● Work required
Leaving out the pictures, please retype each record exactly.

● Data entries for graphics
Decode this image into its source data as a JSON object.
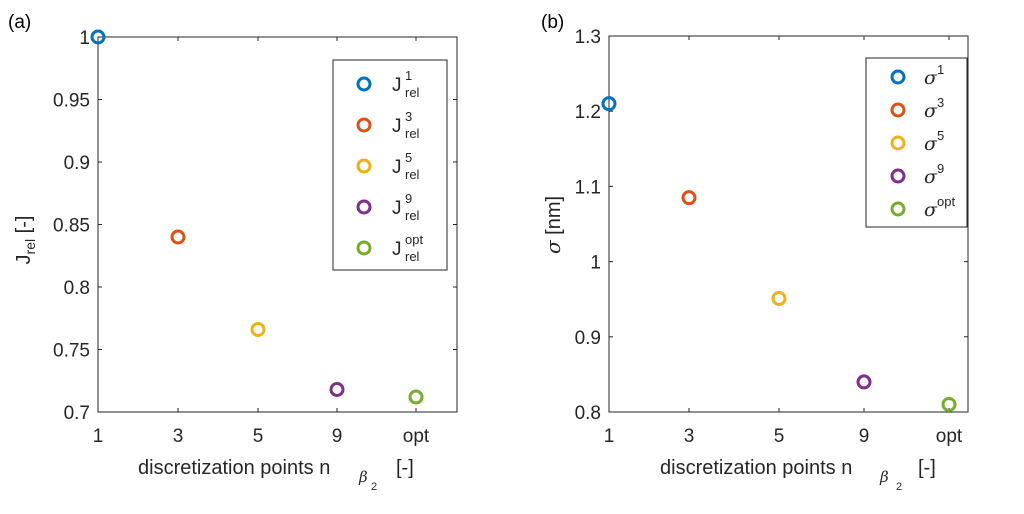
{
  "chart_data": [
    {
      "type": "scatter",
      "panel": "(a)",
      "categories": [
        "1",
        "3",
        "5",
        "9",
        "opt"
      ],
      "values": [
        1.0,
        0.84,
        0.766,
        0.718,
        0.712
      ],
      "colors": [
        "#0072BD",
        "#D95319",
        "#EDB120",
        "#7E2F8E",
        "#77AC30"
      ],
      "ylim": [
        0.7,
        1.0
      ],
      "yticks": [
        "0.7",
        "0.75",
        "0.8",
        "0.85",
        "0.9",
        "0.95",
        "1"
      ],
      "xlabel": {
        "main": "discretization points n",
        "sub1": "β",
        "sub2": "2",
        "tail": "[-]"
      },
      "ylabel": {
        "main": "J",
        "sub": "rel",
        "tail": " [-]"
      },
      "legend": {
        "placement": "top-right",
        "entries": [
          {
            "base": "J",
            "sup": "1",
            "sub": "rel"
          },
          {
            "base": "J",
            "sup": "3",
            "sub": "rel"
          },
          {
            "base": "J",
            "sup": "5",
            "sub": "rel"
          },
          {
            "base": "J",
            "sup": "9",
            "sub": "rel"
          },
          {
            "base": "J",
            "sup": "opt",
            "sub": "rel"
          }
        ]
      },
      "grid": false
    },
    {
      "type": "scatter",
      "panel": "(b)",
      "categories": [
        "1",
        "3",
        "5",
        "9",
        "opt"
      ],
      "values": [
        1.21,
        1.085,
        0.951,
        0.84,
        0.81
      ],
      "colors": [
        "#0072BD",
        "#D95319",
        "#EDB120",
        "#7E2F8E",
        "#77AC30"
      ],
      "ylim": [
        0.8,
        1.3
      ],
      "yticks": [
        "0.8",
        "0.9",
        "1",
        "1.1",
        "1.2",
        "1.3"
      ],
      "xlabel": {
        "main": "discretization points n",
        "sub1": "β",
        "sub2": "2",
        "tail": "[-]"
      },
      "ylabel": {
        "greek": "σ",
        "tail": " [nm]"
      },
      "legend": {
        "placement": "top-right",
        "entries": [
          {
            "base": "σ",
            "sup": "1"
          },
          {
            "base": "σ",
            "sup": "3"
          },
          {
            "base": "σ",
            "sup": "5"
          },
          {
            "base": "σ",
            "sup": "9"
          },
          {
            "base": "σ",
            "sup": "opt"
          }
        ]
      },
      "grid": false
    }
  ]
}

● Exercise response
Decode this image into its source data as a JSON object.
{
  "chart_data": [
    {
      "type": "scatter",
      "panel": "(a)",
      "categories": [
        "1",
        "3",
        "5",
        "9",
        "opt"
      ],
      "values": [
        1.0,
        0.84,
        0.766,
        0.718,
        0.712
      ],
      "colors": [
        "#0072BD",
        "#D95319",
        "#EDB120",
        "#7E2F8E",
        "#77AC30"
      ],
      "ylim": [
        0.7,
        1.0
      ],
      "yticks": [
        "0.7",
        "0.75",
        "0.8",
        "0.85",
        "0.9",
        "0.95",
        "1"
      ],
      "xlabel": {
        "main": "discretization points n",
        "sub1": "β",
        "sub2": "2",
        "tail": "[-]"
      },
      "ylabel": {
        "main": "J",
        "sub": "rel",
        "tail": " [-]"
      },
      "legend": {
        "placement": "top-right",
        "entries": [
          {
            "base": "J",
            "sup": "1",
            "sub": "rel"
          },
          {
            "base": "J",
            "sup": "3",
            "sub": "rel"
          },
          {
            "base": "J",
            "sup": "5",
            "sub": "rel"
          },
          {
            "base": "J",
            "sup": "9",
            "sub": "rel"
          },
          {
            "base": "J",
            "sup": "opt",
            "sub": "rel"
          }
        ]
      },
      "grid": false
    },
    {
      "type": "scatter",
      "panel": "(b)",
      "categories": [
        "1",
        "3",
        "5",
        "9",
        "opt"
      ],
      "values": [
        1.21,
        1.085,
        0.951,
        0.84,
        0.81
      ],
      "colors": [
        "#0072BD",
        "#D95319",
        "#EDB120",
        "#7E2F8E",
        "#77AC30"
      ],
      "ylim": [
        0.8,
        1.3
      ],
      "yticks": [
        "0.8",
        "0.9",
        "1",
        "1.1",
        "1.2",
        "1.3"
      ],
      "xlabel": {
        "main": "discretization points n",
        "sub1": "β",
        "sub2": "2",
        "tail": "[-]"
      },
      "ylabel": {
        "greek": "σ",
        "tail": " [nm]"
      },
      "legend": {
        "placement": "top-right",
        "entries": [
          {
            "base": "σ",
            "sup": "1"
          },
          {
            "base": "σ",
            "sup": "3"
          },
          {
            "base": "σ",
            "sup": "5"
          },
          {
            "base": "σ",
            "sup": "9"
          },
          {
            "base": "σ",
            "sup": "opt"
          }
        ]
      },
      "grid": false
    }
  ]
}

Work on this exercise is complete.